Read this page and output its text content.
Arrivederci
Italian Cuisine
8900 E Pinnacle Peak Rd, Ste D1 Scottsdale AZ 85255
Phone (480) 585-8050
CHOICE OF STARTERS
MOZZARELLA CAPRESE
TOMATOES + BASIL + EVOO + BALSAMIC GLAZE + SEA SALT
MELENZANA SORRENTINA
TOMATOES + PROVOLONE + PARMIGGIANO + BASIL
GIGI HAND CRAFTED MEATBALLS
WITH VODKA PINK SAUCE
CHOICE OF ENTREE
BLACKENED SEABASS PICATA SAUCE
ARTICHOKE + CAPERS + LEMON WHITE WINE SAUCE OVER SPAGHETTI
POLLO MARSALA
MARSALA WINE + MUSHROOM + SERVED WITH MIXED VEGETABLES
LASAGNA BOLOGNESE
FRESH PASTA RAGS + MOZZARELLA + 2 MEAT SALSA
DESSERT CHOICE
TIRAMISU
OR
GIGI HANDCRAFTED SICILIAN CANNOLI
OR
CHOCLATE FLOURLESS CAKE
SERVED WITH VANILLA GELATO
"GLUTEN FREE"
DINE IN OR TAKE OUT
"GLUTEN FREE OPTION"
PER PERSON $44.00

What is expected:
Extract all of the data shown above and repeat it verbatim.

Result for this exercise:
Read this page and output its text content.
Arrivederci
Italian Cuisine
8900 E Pinnacle Peak Rd, Ste D1 Scottsdale AZ 85255
Phone (480) 585-8050
CHOICE OF STARTERS
MOZZARELLA CAPRESE
TOMATOES + BASIL + EVOO + BALSAMIC GLAZE + SEA SALT
MELENZANA SORRENTINA
TOMATOES + PROVOLONE + PARMIGGIANO + BASIL
GIGI HAND CRAFTED MEATBALLS
WITH VODKA PINK SAUCE
CHOICE OF ENTREE
BLACKENED SEABASS PICATA SAUCE
ARTICHOKE + CAPERS + LEMON WHITE WINE SAUCE OVER SPAGHETTI
POLLO MARSALA
MARSALA WINE + MUSHROOM + SERVED WITH MIXED VEGETABLES
LASAGNA BOLOGNESE
FRESH PASTA RAGS + MOZZARELLA + 2 MEAT SALSA
DESSERT CHOICE
TIRAMISU
OR
GIGI HANDCRAFTED SICILIAN CANNOLI
OR
CHOCLATE FLOURLESS CAKE
SERVED WITH VANILLA GELATO
"GLUTEN FREE"
DINE IN OR TAKE OUT
"GLUTEN FREE OPTION"
PER PERSON $44.00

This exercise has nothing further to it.